[Stored records]
- - - -
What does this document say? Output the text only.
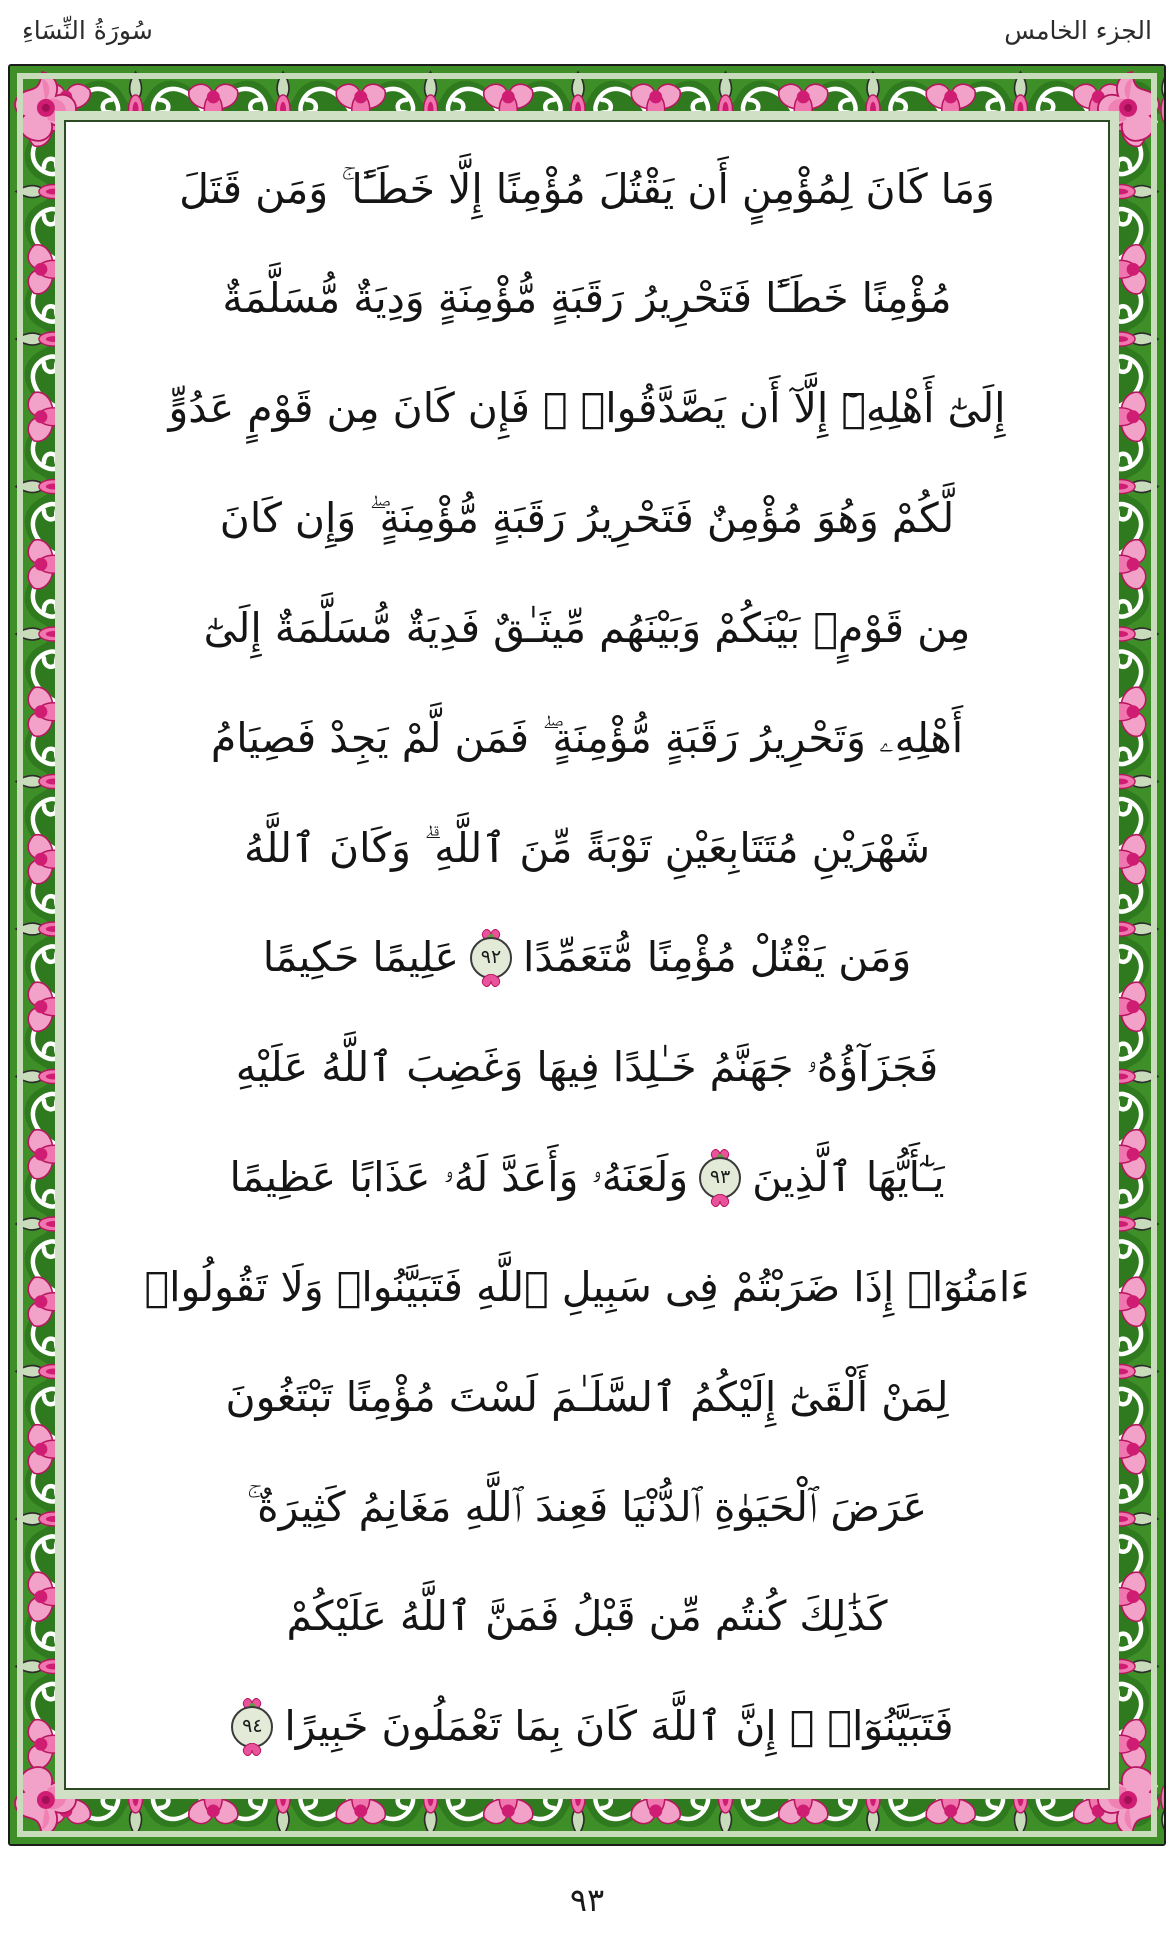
الجزء الخامس
سُورَةُ النِّسَاءِ
وَمَا كَانَ لِمُؤْمِنٍ أَن يَقْتُلَ مُؤْمِنًا إِلَّا خَطَـًٔا ۚ وَمَن قَتَلَ
مُؤْمِنًا خَطَـًٔا فَتَحْرِيرُ رَقَبَةٍ مُّؤْمِنَةٍ وَدِيَةٌ مُّسَلَّمَةٌ
إِلَىٰٓ أَهْلِهِۦٓ إِلَّآ أَن يَصَّدَّقُوا۟ ۚ فَإِن كَانَ مِن قَوْمٍ عَدُوٍّ
لَّكُمْ وَهُوَ مُؤْمِنٌ فَتَحْرِيرُ رَقَبَةٍ مُّؤْمِنَةٍ ۖ وَإِن كَانَ
مِن قَوْمٍۭ بَيْنَكُمْ وَبَيْنَهُم مِّيثَـٰقٌ فَدِيَةٌ مُّسَلَّمَةٌ إِلَىٰٓ
أَهْلِهِۦ وَتَحْرِيرُ رَقَبَةٍ مُّؤْمِنَةٍ ۖ فَمَن لَّمْ يَجِدْ فَصِيَامُ
شَهْرَيْنِ مُتَتَابِعَيْنِ تَوْبَةً مِّنَ ٱللَّهِ ۗ وَكَانَ ٱللَّهُ
وَمَن يَقْتُلْ مُؤْمِنًا مُّتَعَمِّدًا
٩٢
عَلِيمًا حَكِيمًا
فَجَزَآؤُهُۥ جَهَنَّمُ خَـٰلِدًا فِيهَا وَغَضِبَ ٱللَّهُ عَلَيْهِ
يَـٰٓأَيُّهَا ٱلَّذِينَ
٩٣
وَلَعَنَهُۥ وَأَعَدَّ لَهُۥ عَذَابًا عَظِيمًا
ءَامَنُوٓا۟ إِذَا ضَرَبْتُمْ فِى سَبِيلِ ٱللَّهِ فَتَبَيَّنُوا۟ وَلَا تَقُولُوا۟
لِمَنْ أَلْقَىٰٓ إِلَيْكُمُ ٱلسَّلَـٰمَ لَسْتَ مُؤْمِنًا تَبْتَغُونَ
عَرَضَ ٱلْحَيَوٰةِ ٱلدُّنْيَا فَعِندَ ٱللَّهِ مَغَانِمُ كَثِيرَةٌ ۚ
كَذَٰلِكَ كُنتُم مِّن قَبْلُ فَمَنَّ ٱللَّهُ عَلَيْكُمْ
فَتَبَيَّنُوٓا۟ ۚ إِنَّ ٱللَّهَ كَانَ بِمَا تَعْمَلُونَ خَبِيرًا
٩٤
٩٣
- - - -
▸ **Written instruction**
Pictures are to be left out; the records above must be repeated word for word.

▸ **Solution below**
What does this document say? Output the text only.
الجزء الخامس
سُورَةُ النِّسَاءِ
وَمَا كَانَ لِمُؤْمِنٍ أَن يَقْتُلَ مُؤْمِنًا إِلَّا خَطَـًٔا ۚ وَمَن قَتَلَ
مُؤْمِنًا خَطَـًٔا فَتَحْرِيرُ رَقَبَةٍ مُّؤْمِنَةٍ وَدِيَةٌ مُّسَلَّمَةٌ
إِلَىٰٓ أَهْلِهِۦٓ إِلَّآ أَن يَصَّدَّقُوا۟ ۚ فَإِن كَانَ مِن قَوْمٍ عَدُوٍّ
لَّكُمْ وَهُوَ مُؤْمِنٌ فَتَحْرِيرُ رَقَبَةٍ مُّؤْمِنَةٍ ۖ وَإِن كَانَ
مِن قَوْمٍۭ بَيْنَكُمْ وَبَيْنَهُم مِّيثَـٰقٌ فَدِيَةٌ مُّسَلَّمَةٌ إِلَىٰٓ
أَهْلِهِۦ وَتَحْرِيرُ رَقَبَةٍ مُّؤْمِنَةٍ ۖ فَمَن لَّمْ يَجِدْ فَصِيَامُ
شَهْرَيْنِ مُتَتَابِعَيْنِ تَوْبَةً مِّنَ ٱللَّهِ ۗ وَكَانَ ٱللَّهُ
وَمَن يَقْتُلْ مُؤْمِنًا مُّتَعَمِّدًا
٩٢
عَلِيمًا حَكِيمًا
فَجَزَآؤُهُۥ جَهَنَّمُ خَـٰلِدًا فِيهَا وَغَضِبَ ٱللَّهُ عَلَيْهِ
يَـٰٓأَيُّهَا ٱلَّذِينَ
٩٣
وَلَعَنَهُۥ وَأَعَدَّ لَهُۥ عَذَابًا عَظِيمًا
ءَامَنُوٓا۟ إِذَا ضَرَبْتُمْ فِى سَبِيلِ ٱللَّهِ فَتَبَيَّنُوا۟ وَلَا تَقُولُوا۟
لِمَنْ أَلْقَىٰٓ إِلَيْكُمُ ٱلسَّلَـٰمَ لَسْتَ مُؤْمِنًا تَبْتَغُونَ
عَرَضَ ٱلْحَيَوٰةِ ٱلدُّنْيَا فَعِندَ ٱللَّهِ مَغَانِمُ كَثِيرَةٌ ۚ
كَذَٰلِكَ كُنتُم مِّن قَبْلُ فَمَنَّ ٱللَّهُ عَلَيْكُمْ
فَتَبَيَّنُوٓا۟ ۚ إِنَّ ٱللَّهَ كَانَ بِمَا تَعْمَلُونَ خَبِيرًا
٩٤
٩٣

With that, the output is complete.